Do this
Gather, from the listing beneath this task, every line holding the string "Implied".

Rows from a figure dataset
******************************

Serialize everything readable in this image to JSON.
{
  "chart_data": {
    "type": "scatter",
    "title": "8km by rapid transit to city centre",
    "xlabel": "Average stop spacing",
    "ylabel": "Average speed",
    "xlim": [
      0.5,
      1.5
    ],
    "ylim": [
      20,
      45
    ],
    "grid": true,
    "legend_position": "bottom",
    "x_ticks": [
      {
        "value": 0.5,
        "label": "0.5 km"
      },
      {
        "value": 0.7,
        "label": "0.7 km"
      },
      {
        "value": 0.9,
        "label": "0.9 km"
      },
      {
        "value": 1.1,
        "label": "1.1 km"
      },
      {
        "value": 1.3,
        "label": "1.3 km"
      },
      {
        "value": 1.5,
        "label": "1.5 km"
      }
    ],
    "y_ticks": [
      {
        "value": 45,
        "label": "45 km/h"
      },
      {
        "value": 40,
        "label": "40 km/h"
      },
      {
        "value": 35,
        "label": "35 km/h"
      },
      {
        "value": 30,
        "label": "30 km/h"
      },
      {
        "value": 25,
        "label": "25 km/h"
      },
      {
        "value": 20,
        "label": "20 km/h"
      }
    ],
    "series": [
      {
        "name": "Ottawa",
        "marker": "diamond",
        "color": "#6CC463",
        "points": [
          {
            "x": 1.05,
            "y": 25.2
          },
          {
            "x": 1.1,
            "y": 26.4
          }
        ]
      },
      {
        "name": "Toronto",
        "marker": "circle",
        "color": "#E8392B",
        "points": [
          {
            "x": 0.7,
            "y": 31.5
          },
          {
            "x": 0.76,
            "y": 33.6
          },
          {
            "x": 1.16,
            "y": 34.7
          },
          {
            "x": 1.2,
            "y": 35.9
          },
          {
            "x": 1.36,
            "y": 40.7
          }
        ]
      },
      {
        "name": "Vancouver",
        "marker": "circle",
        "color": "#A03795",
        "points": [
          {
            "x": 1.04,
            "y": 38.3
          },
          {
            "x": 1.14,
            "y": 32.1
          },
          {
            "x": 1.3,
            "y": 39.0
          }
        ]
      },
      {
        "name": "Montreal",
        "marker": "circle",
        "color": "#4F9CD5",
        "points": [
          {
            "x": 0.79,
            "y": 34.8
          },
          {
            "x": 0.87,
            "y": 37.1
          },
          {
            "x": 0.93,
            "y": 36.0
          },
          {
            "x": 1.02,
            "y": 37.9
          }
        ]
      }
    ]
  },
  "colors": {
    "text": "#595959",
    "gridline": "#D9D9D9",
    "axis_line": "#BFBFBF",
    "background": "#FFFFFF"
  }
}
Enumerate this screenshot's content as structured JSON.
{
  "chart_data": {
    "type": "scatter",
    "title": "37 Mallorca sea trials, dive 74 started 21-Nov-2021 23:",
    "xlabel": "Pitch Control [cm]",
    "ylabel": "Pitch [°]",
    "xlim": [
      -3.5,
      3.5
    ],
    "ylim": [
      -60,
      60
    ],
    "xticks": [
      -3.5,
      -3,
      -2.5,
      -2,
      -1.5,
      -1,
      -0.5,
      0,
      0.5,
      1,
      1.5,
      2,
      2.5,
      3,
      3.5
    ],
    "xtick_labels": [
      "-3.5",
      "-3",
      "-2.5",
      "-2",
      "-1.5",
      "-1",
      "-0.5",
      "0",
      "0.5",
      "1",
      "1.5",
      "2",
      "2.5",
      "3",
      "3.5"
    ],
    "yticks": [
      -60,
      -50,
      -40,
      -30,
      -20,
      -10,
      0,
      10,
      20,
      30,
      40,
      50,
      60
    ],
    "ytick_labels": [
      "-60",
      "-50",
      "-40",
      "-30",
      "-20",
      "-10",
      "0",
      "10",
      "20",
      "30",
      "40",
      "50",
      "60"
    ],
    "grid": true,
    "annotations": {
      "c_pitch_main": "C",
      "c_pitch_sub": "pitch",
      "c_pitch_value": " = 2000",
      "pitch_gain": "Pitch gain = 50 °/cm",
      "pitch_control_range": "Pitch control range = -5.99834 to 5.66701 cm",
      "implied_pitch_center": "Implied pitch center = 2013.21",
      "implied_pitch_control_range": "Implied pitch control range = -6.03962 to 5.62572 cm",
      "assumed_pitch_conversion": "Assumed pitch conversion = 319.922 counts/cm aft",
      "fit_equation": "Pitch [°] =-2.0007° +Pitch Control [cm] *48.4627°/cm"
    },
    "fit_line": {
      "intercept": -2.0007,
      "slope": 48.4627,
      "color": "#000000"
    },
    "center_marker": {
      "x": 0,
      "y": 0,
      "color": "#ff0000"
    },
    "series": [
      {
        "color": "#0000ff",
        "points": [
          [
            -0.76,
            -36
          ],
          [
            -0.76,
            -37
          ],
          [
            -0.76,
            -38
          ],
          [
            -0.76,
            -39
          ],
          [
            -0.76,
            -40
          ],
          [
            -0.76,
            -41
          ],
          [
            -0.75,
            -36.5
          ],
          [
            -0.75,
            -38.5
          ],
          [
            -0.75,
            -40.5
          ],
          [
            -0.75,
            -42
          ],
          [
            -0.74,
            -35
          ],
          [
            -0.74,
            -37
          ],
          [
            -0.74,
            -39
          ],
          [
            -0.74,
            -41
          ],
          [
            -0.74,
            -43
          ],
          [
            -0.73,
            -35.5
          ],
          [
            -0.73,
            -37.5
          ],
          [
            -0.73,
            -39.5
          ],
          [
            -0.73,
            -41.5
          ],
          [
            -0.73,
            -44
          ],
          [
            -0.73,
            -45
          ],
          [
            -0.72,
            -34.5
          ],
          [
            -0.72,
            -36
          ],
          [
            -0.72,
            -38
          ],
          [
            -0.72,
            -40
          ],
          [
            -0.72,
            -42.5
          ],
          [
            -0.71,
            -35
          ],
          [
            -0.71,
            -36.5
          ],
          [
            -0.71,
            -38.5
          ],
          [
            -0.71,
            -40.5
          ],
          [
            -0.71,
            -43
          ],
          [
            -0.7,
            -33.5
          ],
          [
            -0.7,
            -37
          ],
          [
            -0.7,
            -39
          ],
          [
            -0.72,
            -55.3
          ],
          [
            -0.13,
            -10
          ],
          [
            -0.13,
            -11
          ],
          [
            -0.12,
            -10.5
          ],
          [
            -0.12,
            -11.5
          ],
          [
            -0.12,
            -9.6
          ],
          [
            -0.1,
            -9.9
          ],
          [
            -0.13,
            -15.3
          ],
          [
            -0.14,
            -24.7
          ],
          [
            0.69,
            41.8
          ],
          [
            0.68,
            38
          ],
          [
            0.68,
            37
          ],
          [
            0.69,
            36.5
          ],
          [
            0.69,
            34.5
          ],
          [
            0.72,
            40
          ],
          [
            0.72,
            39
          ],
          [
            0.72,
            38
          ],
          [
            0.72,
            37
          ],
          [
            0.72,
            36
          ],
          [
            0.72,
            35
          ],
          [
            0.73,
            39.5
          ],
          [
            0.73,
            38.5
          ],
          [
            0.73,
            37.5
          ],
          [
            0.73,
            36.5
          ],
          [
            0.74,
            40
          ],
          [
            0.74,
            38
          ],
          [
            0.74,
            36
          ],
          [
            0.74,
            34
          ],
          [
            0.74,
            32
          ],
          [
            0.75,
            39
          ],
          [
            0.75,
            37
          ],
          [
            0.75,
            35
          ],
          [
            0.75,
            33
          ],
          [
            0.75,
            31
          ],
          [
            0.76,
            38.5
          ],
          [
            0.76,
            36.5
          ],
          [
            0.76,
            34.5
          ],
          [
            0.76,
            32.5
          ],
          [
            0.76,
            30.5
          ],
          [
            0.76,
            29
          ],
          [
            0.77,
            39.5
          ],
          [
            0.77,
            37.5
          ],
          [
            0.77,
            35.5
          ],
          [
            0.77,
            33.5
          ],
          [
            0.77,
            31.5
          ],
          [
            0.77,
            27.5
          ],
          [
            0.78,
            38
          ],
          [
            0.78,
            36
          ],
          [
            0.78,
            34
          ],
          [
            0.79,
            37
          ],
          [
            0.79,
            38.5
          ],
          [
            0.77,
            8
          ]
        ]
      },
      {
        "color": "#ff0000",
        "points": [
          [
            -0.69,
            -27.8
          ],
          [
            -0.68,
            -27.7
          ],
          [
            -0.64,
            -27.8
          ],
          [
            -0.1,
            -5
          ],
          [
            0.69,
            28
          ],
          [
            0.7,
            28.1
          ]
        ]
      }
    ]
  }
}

******************************

Solution
      "implied_pitch_center": "Implied pitch center = 2013.21",
      "implied_pitch_control_range": "Implied pitch control range = -6.03962 to 5.62572 cm",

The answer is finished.